● How to complete this task
Find every line of the data below that has "depending" in it. Reply with the number only.

___ Data to use

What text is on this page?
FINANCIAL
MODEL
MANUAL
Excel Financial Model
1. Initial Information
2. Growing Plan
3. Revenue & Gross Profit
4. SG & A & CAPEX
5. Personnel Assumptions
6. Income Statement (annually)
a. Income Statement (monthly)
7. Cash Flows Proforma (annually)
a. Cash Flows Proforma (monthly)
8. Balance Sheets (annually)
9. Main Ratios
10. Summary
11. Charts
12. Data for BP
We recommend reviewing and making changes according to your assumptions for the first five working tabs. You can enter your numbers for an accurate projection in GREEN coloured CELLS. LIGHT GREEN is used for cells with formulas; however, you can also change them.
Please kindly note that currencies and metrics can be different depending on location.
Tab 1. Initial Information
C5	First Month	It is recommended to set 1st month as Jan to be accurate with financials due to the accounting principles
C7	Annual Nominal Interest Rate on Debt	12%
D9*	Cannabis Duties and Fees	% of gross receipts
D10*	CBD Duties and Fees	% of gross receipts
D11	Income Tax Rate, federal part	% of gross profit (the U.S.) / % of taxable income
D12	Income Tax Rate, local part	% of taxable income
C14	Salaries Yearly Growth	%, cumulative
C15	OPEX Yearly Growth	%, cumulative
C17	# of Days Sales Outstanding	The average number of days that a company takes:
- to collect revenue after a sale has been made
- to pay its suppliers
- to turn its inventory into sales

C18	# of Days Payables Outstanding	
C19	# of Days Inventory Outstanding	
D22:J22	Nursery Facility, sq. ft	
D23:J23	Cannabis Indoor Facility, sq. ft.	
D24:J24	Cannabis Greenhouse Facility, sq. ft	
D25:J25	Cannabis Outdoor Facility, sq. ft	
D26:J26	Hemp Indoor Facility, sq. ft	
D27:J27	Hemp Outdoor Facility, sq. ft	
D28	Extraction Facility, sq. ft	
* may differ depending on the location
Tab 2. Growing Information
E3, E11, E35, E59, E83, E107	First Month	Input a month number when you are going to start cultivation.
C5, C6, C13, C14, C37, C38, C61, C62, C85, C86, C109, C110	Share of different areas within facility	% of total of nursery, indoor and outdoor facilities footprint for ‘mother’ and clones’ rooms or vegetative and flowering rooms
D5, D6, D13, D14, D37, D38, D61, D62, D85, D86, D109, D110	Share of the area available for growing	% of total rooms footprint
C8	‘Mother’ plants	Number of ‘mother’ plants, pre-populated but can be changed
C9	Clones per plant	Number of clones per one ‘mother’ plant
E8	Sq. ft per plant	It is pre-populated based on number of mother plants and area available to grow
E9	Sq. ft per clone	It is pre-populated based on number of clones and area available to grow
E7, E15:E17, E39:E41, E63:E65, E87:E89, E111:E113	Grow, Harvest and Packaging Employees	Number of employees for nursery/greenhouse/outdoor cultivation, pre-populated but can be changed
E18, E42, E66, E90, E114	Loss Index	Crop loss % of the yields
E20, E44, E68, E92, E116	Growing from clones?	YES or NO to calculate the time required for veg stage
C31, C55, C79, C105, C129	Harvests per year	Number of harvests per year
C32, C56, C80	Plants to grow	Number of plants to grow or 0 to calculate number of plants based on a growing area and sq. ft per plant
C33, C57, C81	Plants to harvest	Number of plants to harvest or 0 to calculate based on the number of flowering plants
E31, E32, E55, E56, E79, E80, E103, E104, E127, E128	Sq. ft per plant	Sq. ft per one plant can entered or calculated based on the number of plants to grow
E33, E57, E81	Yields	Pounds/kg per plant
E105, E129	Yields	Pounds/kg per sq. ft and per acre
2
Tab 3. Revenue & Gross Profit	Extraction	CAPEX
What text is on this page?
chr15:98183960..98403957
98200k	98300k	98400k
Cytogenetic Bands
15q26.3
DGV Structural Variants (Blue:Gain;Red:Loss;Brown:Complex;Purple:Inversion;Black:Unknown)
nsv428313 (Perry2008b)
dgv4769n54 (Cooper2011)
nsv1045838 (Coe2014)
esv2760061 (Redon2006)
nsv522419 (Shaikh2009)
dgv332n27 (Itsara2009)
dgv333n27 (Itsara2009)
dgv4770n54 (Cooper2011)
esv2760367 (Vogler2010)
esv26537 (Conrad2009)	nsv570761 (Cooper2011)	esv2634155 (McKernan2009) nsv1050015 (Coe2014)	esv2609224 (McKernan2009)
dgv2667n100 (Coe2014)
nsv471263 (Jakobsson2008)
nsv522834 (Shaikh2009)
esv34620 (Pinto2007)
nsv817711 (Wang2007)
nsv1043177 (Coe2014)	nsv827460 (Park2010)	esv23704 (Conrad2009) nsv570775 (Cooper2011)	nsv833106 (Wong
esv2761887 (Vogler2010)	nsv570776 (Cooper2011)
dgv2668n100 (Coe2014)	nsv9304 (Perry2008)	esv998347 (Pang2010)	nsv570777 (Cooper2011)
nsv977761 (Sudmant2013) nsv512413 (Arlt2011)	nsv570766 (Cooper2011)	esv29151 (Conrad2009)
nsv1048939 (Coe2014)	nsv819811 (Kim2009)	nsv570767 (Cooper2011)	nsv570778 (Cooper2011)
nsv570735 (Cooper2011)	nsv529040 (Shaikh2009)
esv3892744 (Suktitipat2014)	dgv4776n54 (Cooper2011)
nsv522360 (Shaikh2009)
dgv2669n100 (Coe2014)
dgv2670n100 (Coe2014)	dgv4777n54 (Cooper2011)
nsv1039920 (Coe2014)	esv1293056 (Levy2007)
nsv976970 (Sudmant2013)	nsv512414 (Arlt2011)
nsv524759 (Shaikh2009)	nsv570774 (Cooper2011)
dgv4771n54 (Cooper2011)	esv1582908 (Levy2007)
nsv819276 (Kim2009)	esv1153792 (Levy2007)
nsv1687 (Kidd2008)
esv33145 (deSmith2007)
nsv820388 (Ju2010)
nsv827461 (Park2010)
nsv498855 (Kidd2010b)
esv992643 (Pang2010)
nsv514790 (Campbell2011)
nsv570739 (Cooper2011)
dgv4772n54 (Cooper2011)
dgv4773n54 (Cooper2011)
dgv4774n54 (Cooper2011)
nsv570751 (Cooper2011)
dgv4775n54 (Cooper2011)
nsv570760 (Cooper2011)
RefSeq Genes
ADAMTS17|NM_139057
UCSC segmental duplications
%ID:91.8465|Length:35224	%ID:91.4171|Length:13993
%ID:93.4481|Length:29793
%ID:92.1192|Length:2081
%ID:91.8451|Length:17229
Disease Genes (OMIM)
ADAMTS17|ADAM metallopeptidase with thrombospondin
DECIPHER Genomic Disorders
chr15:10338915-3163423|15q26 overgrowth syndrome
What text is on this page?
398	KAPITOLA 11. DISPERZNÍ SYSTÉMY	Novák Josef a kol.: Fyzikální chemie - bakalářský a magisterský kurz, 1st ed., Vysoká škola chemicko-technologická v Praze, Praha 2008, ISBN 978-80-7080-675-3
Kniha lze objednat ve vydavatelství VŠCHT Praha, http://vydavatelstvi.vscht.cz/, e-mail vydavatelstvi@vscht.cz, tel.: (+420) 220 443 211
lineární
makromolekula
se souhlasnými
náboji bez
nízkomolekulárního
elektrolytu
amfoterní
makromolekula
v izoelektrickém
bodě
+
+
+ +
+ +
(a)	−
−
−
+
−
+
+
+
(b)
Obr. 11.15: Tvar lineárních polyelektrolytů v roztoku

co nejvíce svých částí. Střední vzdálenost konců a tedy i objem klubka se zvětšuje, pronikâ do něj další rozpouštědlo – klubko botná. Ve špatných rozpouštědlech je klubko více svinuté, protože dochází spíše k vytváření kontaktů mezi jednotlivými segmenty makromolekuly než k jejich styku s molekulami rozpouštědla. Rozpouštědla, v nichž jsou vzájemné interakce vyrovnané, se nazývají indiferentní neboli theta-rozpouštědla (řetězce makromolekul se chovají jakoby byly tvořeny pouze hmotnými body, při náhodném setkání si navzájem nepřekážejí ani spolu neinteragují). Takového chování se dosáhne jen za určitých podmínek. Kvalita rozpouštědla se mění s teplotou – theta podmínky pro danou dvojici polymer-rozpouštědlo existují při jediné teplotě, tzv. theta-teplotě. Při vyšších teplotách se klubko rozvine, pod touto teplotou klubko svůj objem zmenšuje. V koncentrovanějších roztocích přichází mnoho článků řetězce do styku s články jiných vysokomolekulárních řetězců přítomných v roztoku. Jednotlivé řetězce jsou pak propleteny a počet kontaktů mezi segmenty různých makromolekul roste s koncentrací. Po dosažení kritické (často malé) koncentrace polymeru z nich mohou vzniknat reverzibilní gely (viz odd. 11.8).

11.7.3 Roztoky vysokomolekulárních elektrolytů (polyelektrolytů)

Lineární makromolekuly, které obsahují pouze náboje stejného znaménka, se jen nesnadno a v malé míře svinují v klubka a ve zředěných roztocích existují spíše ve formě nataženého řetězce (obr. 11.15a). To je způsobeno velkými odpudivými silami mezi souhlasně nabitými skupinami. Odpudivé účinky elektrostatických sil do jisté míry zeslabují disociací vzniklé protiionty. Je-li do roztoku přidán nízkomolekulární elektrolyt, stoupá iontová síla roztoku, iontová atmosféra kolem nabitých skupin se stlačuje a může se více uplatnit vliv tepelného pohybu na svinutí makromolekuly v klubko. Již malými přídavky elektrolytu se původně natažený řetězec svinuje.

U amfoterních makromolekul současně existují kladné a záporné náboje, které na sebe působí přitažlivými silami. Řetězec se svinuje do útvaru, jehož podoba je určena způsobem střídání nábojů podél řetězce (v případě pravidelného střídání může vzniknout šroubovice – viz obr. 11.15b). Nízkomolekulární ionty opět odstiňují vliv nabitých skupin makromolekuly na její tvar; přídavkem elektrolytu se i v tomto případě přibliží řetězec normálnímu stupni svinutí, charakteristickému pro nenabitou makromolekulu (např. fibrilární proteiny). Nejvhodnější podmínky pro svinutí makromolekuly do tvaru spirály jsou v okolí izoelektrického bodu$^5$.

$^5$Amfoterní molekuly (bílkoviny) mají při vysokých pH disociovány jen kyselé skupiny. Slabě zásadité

______

● Output for this task
2